◆ Job ◆
How many of the lines that follow contain the word "this"? Give only the number.

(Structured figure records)
>> START

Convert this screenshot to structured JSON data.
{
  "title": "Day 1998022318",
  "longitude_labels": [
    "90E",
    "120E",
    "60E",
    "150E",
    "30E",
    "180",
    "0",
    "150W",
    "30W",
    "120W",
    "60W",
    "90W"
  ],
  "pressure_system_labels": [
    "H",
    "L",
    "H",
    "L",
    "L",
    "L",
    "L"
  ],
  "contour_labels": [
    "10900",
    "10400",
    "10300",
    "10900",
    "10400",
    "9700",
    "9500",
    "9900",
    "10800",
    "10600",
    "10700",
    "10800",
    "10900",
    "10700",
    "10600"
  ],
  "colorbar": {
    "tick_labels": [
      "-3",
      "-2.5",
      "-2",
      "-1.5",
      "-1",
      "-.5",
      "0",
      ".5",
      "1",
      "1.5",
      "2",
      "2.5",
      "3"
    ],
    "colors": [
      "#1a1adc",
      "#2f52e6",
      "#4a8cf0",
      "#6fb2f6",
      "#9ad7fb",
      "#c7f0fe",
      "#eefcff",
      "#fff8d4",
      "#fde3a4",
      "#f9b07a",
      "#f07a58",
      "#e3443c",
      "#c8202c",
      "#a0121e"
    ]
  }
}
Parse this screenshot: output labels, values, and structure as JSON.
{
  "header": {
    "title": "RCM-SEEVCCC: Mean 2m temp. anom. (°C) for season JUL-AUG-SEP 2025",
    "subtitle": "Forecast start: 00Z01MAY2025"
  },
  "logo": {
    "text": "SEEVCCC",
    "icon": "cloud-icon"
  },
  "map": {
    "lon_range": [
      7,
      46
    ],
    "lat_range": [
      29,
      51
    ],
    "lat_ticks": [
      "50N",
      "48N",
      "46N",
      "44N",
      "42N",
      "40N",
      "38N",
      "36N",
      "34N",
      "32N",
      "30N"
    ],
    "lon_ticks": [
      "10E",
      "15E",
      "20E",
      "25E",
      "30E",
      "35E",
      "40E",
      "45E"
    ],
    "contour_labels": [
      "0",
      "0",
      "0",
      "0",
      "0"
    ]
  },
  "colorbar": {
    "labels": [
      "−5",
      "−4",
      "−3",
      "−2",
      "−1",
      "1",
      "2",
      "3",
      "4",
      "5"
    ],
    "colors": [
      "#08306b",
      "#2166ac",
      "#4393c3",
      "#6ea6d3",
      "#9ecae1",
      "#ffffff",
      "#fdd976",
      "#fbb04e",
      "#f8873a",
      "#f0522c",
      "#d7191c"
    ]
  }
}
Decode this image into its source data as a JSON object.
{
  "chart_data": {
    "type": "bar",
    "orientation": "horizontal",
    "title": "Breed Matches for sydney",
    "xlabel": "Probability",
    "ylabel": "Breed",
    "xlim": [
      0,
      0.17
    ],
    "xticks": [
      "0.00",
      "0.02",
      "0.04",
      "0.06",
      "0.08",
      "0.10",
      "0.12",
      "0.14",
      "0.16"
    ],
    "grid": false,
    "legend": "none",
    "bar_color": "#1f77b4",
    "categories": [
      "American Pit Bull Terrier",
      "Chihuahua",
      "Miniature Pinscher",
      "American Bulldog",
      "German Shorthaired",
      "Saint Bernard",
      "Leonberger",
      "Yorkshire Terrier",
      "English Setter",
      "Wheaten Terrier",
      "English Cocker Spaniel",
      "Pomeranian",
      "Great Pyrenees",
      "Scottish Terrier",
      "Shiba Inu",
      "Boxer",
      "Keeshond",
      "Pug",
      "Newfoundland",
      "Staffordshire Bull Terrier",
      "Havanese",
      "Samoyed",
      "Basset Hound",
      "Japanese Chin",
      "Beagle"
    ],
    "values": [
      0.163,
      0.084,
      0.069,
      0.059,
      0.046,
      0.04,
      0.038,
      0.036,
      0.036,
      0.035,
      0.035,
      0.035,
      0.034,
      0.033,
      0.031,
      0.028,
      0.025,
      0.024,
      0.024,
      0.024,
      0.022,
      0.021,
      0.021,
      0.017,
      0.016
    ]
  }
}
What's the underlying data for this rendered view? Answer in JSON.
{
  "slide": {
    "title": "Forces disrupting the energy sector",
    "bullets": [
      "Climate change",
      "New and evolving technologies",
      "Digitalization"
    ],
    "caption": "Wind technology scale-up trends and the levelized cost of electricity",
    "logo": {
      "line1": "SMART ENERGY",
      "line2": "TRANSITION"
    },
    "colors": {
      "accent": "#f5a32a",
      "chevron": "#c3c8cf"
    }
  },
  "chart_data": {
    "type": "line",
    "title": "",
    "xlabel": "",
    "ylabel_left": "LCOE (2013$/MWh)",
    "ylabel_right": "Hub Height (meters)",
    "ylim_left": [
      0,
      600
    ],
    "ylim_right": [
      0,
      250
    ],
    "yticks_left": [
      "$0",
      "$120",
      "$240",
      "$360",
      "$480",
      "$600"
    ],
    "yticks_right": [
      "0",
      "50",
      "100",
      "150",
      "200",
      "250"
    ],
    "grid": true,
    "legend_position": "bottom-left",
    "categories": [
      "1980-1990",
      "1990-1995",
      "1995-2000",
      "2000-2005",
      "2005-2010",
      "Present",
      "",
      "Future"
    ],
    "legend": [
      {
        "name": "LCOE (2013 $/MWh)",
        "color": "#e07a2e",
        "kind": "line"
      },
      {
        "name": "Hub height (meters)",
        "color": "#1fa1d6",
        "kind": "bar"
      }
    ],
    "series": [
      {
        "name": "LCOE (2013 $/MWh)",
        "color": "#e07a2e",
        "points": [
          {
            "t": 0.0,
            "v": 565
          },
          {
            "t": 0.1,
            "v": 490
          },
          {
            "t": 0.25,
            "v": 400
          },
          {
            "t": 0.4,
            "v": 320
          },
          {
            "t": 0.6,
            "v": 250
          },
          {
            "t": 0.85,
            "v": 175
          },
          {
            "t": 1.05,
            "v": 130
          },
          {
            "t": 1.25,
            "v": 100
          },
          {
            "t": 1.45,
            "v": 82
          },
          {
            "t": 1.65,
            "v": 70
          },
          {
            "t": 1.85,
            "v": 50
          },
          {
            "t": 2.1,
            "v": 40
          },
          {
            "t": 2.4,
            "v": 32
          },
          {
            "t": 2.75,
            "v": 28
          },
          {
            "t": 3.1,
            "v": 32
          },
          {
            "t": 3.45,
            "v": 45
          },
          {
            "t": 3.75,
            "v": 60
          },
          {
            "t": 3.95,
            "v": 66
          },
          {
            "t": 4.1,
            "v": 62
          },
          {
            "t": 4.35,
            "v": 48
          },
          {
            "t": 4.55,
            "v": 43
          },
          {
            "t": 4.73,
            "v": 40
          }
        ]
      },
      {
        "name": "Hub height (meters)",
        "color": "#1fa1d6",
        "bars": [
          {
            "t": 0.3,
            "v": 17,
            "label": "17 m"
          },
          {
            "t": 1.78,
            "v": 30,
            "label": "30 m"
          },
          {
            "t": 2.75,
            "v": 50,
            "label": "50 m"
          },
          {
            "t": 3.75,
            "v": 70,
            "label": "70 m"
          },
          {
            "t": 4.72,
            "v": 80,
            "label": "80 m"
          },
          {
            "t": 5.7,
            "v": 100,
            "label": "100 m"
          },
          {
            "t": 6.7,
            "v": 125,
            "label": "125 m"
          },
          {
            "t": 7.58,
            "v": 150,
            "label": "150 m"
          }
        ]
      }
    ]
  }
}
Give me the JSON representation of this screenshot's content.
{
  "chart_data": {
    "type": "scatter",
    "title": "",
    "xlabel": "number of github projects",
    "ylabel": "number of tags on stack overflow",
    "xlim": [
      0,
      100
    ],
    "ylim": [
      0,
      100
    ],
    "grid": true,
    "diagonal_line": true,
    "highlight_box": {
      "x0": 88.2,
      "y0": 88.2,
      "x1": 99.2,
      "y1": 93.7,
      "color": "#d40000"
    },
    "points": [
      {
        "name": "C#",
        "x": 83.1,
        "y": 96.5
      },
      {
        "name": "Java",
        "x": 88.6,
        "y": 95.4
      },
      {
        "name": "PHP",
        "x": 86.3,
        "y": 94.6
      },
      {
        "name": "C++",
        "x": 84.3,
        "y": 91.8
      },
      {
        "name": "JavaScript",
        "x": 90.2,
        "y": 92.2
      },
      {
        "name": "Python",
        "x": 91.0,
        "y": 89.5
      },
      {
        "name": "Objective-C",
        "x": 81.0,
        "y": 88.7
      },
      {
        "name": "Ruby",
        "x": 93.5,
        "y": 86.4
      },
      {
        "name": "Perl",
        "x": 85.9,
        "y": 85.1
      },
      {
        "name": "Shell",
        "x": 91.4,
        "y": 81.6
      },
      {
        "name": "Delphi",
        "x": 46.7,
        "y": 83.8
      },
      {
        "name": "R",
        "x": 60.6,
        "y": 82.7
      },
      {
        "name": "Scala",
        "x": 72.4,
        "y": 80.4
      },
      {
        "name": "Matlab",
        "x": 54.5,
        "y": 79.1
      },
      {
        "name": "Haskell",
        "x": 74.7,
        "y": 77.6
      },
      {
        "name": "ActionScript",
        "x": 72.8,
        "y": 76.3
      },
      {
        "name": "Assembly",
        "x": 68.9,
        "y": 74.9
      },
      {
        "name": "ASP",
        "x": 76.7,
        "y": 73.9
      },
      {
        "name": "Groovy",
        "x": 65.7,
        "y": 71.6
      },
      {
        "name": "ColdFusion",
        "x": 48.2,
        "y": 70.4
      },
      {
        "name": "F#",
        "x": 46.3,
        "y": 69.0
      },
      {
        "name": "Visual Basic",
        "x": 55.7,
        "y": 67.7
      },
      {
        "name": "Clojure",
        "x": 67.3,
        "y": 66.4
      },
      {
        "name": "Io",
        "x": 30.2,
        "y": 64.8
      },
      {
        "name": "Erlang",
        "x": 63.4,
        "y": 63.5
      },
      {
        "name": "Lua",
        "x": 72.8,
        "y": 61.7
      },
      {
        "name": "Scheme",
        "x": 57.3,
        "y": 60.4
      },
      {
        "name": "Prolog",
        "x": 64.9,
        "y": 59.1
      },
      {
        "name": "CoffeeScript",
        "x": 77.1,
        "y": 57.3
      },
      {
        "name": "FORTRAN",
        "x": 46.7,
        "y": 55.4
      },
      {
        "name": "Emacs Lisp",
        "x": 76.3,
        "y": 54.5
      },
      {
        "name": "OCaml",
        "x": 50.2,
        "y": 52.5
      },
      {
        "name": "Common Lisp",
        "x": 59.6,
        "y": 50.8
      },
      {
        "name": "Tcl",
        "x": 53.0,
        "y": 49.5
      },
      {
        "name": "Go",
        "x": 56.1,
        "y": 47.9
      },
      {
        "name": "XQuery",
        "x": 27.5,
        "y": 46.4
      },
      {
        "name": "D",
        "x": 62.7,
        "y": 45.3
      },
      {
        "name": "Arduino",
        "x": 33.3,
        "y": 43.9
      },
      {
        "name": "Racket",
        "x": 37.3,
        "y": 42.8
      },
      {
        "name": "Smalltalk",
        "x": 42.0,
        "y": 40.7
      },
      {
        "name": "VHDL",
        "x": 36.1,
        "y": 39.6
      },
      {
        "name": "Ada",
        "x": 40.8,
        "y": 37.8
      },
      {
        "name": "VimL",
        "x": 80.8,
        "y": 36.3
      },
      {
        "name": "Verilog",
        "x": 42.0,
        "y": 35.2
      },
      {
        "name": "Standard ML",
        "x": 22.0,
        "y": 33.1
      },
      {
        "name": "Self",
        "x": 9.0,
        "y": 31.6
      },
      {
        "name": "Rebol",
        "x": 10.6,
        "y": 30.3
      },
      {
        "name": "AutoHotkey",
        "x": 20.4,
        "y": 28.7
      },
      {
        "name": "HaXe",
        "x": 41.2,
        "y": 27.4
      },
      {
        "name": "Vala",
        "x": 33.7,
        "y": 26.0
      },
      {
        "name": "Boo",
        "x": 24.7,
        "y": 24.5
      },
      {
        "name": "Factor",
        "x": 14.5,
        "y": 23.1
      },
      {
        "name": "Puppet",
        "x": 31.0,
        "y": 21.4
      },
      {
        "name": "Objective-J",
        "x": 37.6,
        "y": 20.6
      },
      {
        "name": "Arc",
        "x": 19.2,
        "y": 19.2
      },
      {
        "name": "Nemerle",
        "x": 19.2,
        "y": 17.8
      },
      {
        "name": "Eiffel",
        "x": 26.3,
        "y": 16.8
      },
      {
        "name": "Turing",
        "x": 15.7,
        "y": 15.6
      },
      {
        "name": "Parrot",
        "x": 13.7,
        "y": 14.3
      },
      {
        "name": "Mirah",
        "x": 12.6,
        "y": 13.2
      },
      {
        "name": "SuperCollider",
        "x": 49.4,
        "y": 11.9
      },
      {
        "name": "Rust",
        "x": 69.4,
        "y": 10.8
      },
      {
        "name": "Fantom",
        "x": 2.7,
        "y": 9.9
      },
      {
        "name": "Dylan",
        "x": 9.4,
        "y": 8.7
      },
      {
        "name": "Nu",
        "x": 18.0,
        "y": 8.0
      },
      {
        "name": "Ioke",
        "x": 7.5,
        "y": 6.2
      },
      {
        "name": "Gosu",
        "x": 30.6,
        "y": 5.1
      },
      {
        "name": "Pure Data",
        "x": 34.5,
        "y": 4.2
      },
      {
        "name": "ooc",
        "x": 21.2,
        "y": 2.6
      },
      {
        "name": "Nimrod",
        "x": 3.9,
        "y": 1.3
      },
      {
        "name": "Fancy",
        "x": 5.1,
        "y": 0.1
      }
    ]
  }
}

>> END

◆ Exercise solution ◆
5